Records provided
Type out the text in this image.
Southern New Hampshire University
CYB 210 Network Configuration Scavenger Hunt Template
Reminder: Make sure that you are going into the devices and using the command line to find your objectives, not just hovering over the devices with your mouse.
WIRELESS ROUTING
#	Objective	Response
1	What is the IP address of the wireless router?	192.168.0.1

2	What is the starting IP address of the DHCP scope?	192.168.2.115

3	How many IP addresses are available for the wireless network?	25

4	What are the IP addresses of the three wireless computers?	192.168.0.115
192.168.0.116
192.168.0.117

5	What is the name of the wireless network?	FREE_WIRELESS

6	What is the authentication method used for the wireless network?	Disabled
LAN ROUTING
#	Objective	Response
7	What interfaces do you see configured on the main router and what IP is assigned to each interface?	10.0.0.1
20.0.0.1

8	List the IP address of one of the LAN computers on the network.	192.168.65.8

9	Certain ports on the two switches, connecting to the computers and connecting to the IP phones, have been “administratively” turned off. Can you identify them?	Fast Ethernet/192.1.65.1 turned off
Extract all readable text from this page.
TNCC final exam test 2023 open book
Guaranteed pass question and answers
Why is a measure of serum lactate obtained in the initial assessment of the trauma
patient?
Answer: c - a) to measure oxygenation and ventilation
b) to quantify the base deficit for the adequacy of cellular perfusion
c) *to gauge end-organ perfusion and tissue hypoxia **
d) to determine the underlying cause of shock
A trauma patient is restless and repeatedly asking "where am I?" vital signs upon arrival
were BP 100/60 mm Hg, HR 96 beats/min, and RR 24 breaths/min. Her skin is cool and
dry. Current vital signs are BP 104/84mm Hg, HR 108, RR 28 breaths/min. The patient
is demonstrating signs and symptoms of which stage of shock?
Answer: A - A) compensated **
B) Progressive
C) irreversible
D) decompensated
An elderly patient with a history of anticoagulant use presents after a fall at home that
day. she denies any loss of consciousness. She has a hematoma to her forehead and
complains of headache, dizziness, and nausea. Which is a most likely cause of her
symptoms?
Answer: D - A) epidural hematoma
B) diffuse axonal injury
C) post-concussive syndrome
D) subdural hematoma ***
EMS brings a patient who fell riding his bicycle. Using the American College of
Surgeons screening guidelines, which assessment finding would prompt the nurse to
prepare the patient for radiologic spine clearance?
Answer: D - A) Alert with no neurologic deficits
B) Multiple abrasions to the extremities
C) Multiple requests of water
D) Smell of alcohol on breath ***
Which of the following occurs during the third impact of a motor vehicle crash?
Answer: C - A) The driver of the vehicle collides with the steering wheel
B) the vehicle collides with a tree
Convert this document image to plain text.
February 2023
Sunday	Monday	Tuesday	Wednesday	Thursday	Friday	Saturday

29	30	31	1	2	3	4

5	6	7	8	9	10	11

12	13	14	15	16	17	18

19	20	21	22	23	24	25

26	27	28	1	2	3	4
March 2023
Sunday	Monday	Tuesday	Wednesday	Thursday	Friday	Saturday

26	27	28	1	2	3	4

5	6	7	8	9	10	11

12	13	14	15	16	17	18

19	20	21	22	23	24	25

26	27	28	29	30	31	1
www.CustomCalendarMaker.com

What you need to do
Copy every line that contains the string "vital".

Completed exercise
A trauma patient is restless and repeatedly asking "where am I?" vital signs upon arrival
dry. Current vital signs are BP 104/84mm Hg, HR 108, RR 28 breaths/min. The patient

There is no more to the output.